- _What to do_
Each line below must be set down exactly; omit any image you find.

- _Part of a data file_
>>>>

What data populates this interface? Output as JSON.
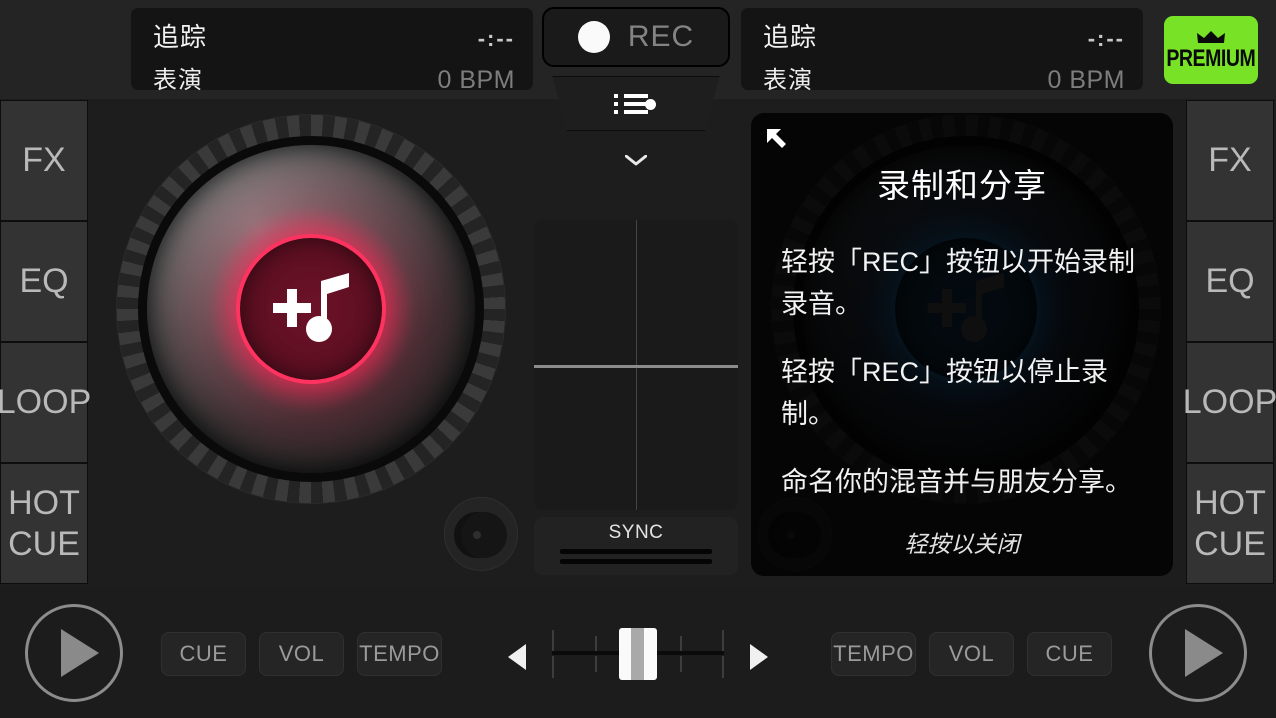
{
  "app": {
    "background_color": "#1d1d1d",
    "accent_red": "#ff3360",
    "accent_green": "#78e326"
  },
  "topbar": {
    "left_track": {
      "title": "追踪",
      "time": "-:--",
      "subtitle": "表演",
      "bpm": "0 BPM"
    },
    "right_track": {
      "title": "追踪",
      "time": "-:--",
      "subtitle": "表演",
      "bpm": "0 BPM"
    },
    "rec_button": {
      "label": "REC",
      "icon": "record-dot-icon"
    },
    "queue_button": {
      "icon": "queue-list-icon"
    },
    "collapse_button": {
      "icon": "chevron-down-icon"
    },
    "premium_button": {
      "label": "PREMIUM",
      "icon": "crown-icon"
    }
  },
  "left_deck": {
    "side_buttons": [
      {
        "label": "FX",
        "name": "fx"
      },
      {
        "label": "EQ",
        "name": "eq"
      },
      {
        "label": "LOOP",
        "name": "loop"
      },
      {
        "label": "HOT CUE",
        "name": "hot-cue"
      }
    ],
    "jog_icon": "add-music-icon"
  },
  "right_deck": {
    "side_buttons": [
      {
        "label": "FX",
        "name": "fx"
      },
      {
        "label": "EQ",
        "name": "eq"
      },
      {
        "label": "LOOP",
        "name": "loop"
      },
      {
        "label": "HOT CUE",
        "name": "hot-cue"
      }
    ],
    "jog_icon": "add-music-icon"
  },
  "center": {
    "sync_label": "SYNC"
  },
  "bottom": {
    "left_controls": [
      {
        "label": "CUE",
        "name": "cue"
      },
      {
        "label": "VOL",
        "name": "vol"
      },
      {
        "label": "TEMPO",
        "name": "tempo"
      }
    ],
    "right_controls": [
      {
        "label": "TEMPO",
        "name": "tempo"
      },
      {
        "label": "VOL",
        "name": "vol"
      },
      {
        "label": "CUE",
        "name": "cue"
      }
    ],
    "crossfader": {
      "position_percent": 50
    }
  },
  "overlay": {
    "arrow_icon": "arrow-up-left-icon",
    "title": "录制和分享",
    "paragraph_1": "轻按「REC」按钮以开始录制录音。",
    "paragraph_2": "轻按「REC」按钮以停止录制。",
    "paragraph_3": "命名你的混音并与朋友分享。",
    "close_hint": "轻按以关闭"
  }
}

<<<<

- _Problem solution_
What data populates this interface? Output as JSON.
{
  "app": {
    "background_color": "#1d1d1d",
    "accent_red": "#ff3360",
    "accent_green": "#78e326"
  },
  "topbar": {
    "left_track": {
      "title": "追踪",
      "time": "-:--",
      "subtitle": "表演",
      "bpm": "0 BPM"
    },
    "right_track": {
      "title": "追踪",
      "time": "-:--",
      "subtitle": "表演",
      "bpm": "0 BPM"
    },
    "rec_button": {
      "label": "REC",
      "icon": "record-dot-icon"
    },
    "queue_button": {
      "icon": "queue-list-icon"
    },
    "collapse_button": {
      "icon": "chevron-down-icon"
    },
    "premium_button": {
      "label": "PREMIUM",
      "icon": "crown-icon"
    }
  },
  "left_deck": {
    "side_buttons": [
      {
        "label": "FX",
        "name": "fx"
      },
      {
        "label": "EQ",
        "name": "eq"
      },
      {
        "label": "LOOP",
        "name": "loop"
      },
      {
        "label": "HOT CUE",
        "name": "hot-cue"
      }
    ],
    "jog_icon": "add-music-icon"
  },
  "right_deck": {
    "side_buttons": [
      {
        "label": "FX",
        "name": "fx"
      },
      {
        "label": "EQ",
        "name": "eq"
      },
      {
        "label": "LOOP",
        "name": "loop"
      },
      {
        "label": "HOT CUE",
        "name": "hot-cue"
      }
    ],
    "jog_icon": "add-music-icon"
  },
  "center": {
    "sync_label": "SYNC"
  },
  "bottom": {
    "left_controls": [
      {
        "label": "CUE",
        "name": "cue"
      },
      {
        "label": "VOL",
        "name": "vol"
      },
      {
        "label": "TEMPO",
        "name": "tempo"
      }
    ],
    "right_controls": [
      {
        "label": "TEMPO",
        "name": "tempo"
      },
      {
        "label": "VOL",
        "name": "vol"
      },
      {
        "label": "CUE",
        "name": "cue"
      }
    ],
    "crossfader": {
      "position_percent": 50
    }
  },
  "overlay": {
    "arrow_icon": "arrow-up-left-icon",
    "title": "录制和分享",
    "paragraph_1": "轻按「REC」按钮以开始录制录音。",
    "paragraph_2": "轻按「REC」按钮以停止录制。",
    "paragraph_3": "命名你的混音并与朋友分享。",
    "close_hint": "轻按以关闭"
  }
}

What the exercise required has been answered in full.